== What you will do ==
Render the following material again verbatim, leaving nothing out.

== Provided data ==

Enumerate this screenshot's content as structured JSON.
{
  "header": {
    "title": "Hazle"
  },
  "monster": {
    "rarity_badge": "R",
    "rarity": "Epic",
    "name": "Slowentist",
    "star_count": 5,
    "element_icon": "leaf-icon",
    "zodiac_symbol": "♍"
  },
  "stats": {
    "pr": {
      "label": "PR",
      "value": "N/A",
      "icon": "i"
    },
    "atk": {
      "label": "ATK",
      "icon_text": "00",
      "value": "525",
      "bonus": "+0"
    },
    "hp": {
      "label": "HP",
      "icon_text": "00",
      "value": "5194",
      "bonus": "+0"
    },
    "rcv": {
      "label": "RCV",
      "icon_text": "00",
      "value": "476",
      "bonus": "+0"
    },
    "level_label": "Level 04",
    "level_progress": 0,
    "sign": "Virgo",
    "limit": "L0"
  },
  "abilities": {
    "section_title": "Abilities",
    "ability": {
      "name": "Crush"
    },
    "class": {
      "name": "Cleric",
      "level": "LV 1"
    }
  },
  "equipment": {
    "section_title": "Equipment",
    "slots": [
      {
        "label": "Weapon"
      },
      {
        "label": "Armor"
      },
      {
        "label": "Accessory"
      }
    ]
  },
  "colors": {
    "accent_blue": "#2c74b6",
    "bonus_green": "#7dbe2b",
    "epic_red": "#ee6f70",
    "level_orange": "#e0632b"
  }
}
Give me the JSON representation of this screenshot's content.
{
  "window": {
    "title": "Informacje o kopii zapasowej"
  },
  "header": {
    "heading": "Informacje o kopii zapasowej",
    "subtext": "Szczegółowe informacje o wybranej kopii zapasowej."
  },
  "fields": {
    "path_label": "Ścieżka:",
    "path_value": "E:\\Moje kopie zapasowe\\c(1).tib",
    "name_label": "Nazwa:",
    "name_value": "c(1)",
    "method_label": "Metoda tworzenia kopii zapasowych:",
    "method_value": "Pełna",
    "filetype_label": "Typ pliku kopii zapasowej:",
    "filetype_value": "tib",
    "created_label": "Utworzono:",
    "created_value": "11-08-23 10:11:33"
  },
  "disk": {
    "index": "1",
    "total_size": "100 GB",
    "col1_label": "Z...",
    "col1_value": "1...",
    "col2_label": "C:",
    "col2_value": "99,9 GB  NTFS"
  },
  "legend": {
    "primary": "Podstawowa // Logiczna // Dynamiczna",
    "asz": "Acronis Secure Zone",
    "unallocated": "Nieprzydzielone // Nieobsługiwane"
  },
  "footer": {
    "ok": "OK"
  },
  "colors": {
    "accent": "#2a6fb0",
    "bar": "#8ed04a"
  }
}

== Correct result ==
Enumerate this screenshot's content as structured JSON.
{
  "header": {
    "title": "Hazle"
  },
  "monster": {
    "rarity_badge": "R",
    "rarity": "Epic",
    "name": "Slowentist",
    "star_count": 5,
    "element_icon": "leaf-icon",
    "zodiac_symbol": "♍"
  },
  "stats": {
    "pr": {
      "label": "PR",
      "value": "N/A",
      "icon": "i"
    },
    "atk": {
      "label": "ATK",
      "icon_text": "00",
      "value": "525",
      "bonus": "+0"
    },
    "hp": {
      "label": "HP",
      "icon_text": "00",
      "value": "5194",
      "bonus": "+0"
    },
    "rcv": {
      "label": "RCV",
      "icon_text": "00",
      "value": "476",
      "bonus": "+0"
    },
    "level_label": "Level 04",
    "level_progress": 0,
    "sign": "Virgo",
    "limit": "L0"
  },
  "abilities": {
    "section_title": "Abilities",
    "ability": {
      "name": "Crush"
    },
    "class": {
      "name": "Cleric",
      "level": "LV 1"
    }
  },
  "equipment": {
    "section_title": "Equipment",
    "slots": [
      {
        "label": "Weapon"
      },
      {
        "label": "Armor"
      },
      {
        "label": "Accessory"
      }
    ]
  },
  "colors": {
    "accent_blue": "#2c74b6",
    "bonus_green": "#7dbe2b",
    "epic_red": "#ee6f70",
    "level_orange": "#e0632b"
  }
}
Give me the JSON representation of this screenshot's content.
{
  "window": {
    "title": "Informacje o kopii zapasowej"
  },
  "header": {
    "heading": "Informacje o kopii zapasowej",
    "subtext": "Szczegółowe informacje o wybranej kopii zapasowej."
  },
  "fields": {
    "path_label": "Ścieżka:",
    "path_value": "E:\\Moje kopie zapasowe\\c(1).tib",
    "name_label": "Nazwa:",
    "name_value": "c(1)",
    "method_label": "Metoda tworzenia kopii zapasowych:",
    "method_value": "Pełna",
    "filetype_label": "Typ pliku kopii zapasowej:",
    "filetype_value": "tib",
    "created_label": "Utworzono:",
    "created_value": "11-08-23 10:11:33"
  },
  "disk": {
    "index": "1",
    "total_size": "100 GB",
    "col1_label": "Z...",
    "col1_value": "1...",
    "col2_label": "C:",
    "col2_value": "99,9 GB  NTFS"
  },
  "legend": {
    "primary": "Podstawowa // Logiczna // Dynamiczna",
    "asz": "Acronis Secure Zone",
    "unallocated": "Nieprzydzielone // Nieobsługiwane"
  },
  "footer": {
    "ok": "OK"
  },
  "colors": {
    "accent": "#2a6fb0",
    "bar": "#8ed04a"
  }
}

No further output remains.